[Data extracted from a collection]
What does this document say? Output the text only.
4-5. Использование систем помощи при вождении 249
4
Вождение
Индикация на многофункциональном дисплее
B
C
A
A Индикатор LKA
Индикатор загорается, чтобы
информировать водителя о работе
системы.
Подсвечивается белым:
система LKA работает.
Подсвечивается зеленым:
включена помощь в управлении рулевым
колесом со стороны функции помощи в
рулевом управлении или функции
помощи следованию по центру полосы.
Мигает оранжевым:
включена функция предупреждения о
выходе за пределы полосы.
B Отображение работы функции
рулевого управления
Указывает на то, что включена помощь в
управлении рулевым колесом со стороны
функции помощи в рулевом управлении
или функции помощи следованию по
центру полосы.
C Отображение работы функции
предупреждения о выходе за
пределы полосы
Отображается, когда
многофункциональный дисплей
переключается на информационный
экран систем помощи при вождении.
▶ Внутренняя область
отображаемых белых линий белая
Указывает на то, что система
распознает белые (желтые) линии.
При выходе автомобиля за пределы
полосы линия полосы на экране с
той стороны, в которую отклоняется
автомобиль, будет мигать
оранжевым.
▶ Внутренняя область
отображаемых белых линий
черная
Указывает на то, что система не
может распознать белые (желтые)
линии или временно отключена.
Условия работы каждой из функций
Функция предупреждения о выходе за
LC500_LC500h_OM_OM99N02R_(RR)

■ Stated goal ■
Reproduce all of the data exactly as given.

■ Result of the task ■
What does this document say? Output the text only.
4-5. Использование систем помощи при вождении 249
4
Вождение
Индикация на многофункциональном дисплее
B
C
A
A Индикатор LKA
Индикатор загорается, чтобы
информировать водителя о работе
системы.
Подсвечивается белым:
система LKA работает.
Подсвечивается зеленым:
включена помощь в управлении рулевым
колесом со стороны функции помощи в
рулевом управлении или функции
помощи следованию по центру полосы.
Мигает оранжевым:
включена функция предупреждения о
выходе за пределы полосы.
B Отображение работы функции
рулевого управления
Указывает на то, что включена помощь в
управлении рулевым колесом со стороны
функции помощи в рулевом управлении
или функции помощи следованию по
центру полосы.
C Отображение работы функции
предупреждения о выходе за
пределы полосы
Отображается, когда
многофункциональный дисплей
переключается на информационный
экран систем помощи при вождении.
▶ Внутренняя область
отображаемых белых линий белая
Указывает на то, что система
распознает белые (желтые) линии.
При выходе автомобиля за пределы
полосы линия полосы на экране с
той стороны, в которую отклоняется
автомобиль, будет мигать
оранжевым.
▶ Внутренняя область
отображаемых белых линий
черная
Указывает на то, что система не
может распознать белые (желтые)
линии или временно отключена.
Условия работы каждой из функций
Функция предупреждения о выходе за
LC500_LC500h_OM_OM99N02R_(RR)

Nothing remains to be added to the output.